_Stated problem_
State only the number of lines that include "screenshot".

** Start **

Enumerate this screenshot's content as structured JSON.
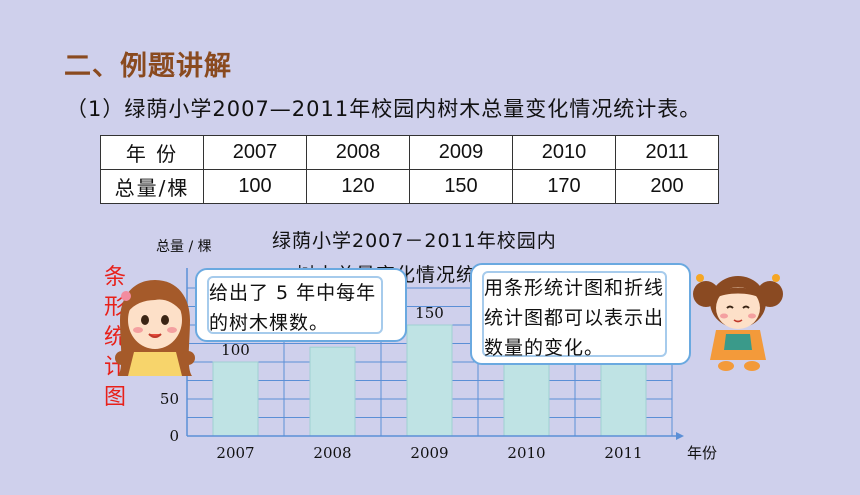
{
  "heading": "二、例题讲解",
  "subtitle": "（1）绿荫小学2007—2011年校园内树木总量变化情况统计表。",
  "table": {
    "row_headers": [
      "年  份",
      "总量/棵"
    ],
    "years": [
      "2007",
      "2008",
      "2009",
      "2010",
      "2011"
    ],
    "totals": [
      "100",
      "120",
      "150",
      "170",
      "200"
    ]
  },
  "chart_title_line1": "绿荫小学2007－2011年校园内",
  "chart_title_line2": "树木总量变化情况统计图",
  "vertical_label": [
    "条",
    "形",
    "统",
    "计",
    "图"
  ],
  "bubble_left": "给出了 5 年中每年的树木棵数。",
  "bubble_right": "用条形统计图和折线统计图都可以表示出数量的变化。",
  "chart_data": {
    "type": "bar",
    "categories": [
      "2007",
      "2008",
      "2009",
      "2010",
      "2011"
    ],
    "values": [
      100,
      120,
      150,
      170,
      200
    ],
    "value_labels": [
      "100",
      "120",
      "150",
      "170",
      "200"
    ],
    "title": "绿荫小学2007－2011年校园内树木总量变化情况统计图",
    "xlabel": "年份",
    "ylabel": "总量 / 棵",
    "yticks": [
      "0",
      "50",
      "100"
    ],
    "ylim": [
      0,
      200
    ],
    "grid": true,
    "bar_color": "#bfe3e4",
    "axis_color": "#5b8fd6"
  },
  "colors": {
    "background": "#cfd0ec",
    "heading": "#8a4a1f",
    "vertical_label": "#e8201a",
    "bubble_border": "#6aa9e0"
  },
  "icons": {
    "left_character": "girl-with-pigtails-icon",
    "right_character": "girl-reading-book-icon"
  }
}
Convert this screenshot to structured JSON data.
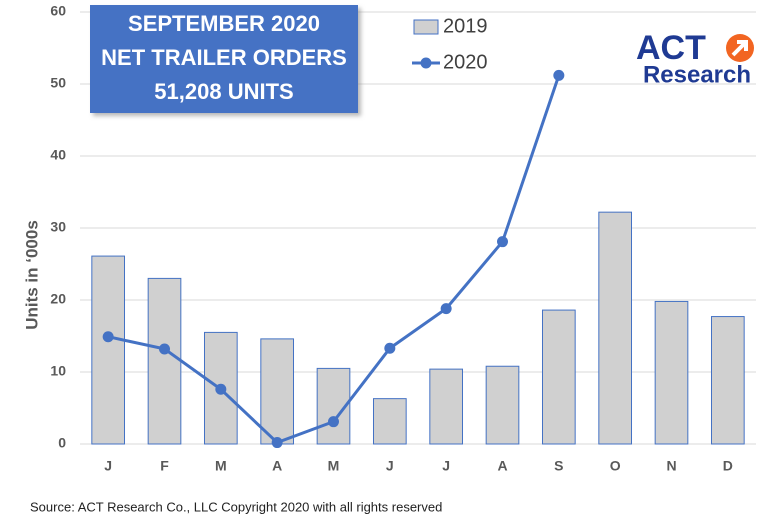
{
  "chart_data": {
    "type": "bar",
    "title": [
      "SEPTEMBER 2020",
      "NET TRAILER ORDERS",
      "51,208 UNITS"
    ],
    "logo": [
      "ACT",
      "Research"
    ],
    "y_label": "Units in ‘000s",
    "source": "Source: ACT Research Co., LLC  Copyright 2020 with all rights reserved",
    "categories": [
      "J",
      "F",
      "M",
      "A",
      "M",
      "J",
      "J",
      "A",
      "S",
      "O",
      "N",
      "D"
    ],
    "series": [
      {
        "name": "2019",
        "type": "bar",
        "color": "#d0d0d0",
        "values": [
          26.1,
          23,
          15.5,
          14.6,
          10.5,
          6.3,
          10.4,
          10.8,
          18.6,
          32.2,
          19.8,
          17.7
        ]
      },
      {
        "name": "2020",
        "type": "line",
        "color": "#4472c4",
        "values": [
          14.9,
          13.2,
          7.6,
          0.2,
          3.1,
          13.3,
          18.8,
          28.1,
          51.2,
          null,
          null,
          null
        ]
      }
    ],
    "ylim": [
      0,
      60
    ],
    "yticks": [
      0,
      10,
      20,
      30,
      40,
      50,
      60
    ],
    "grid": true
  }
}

** End **

_Output of the exercise_
2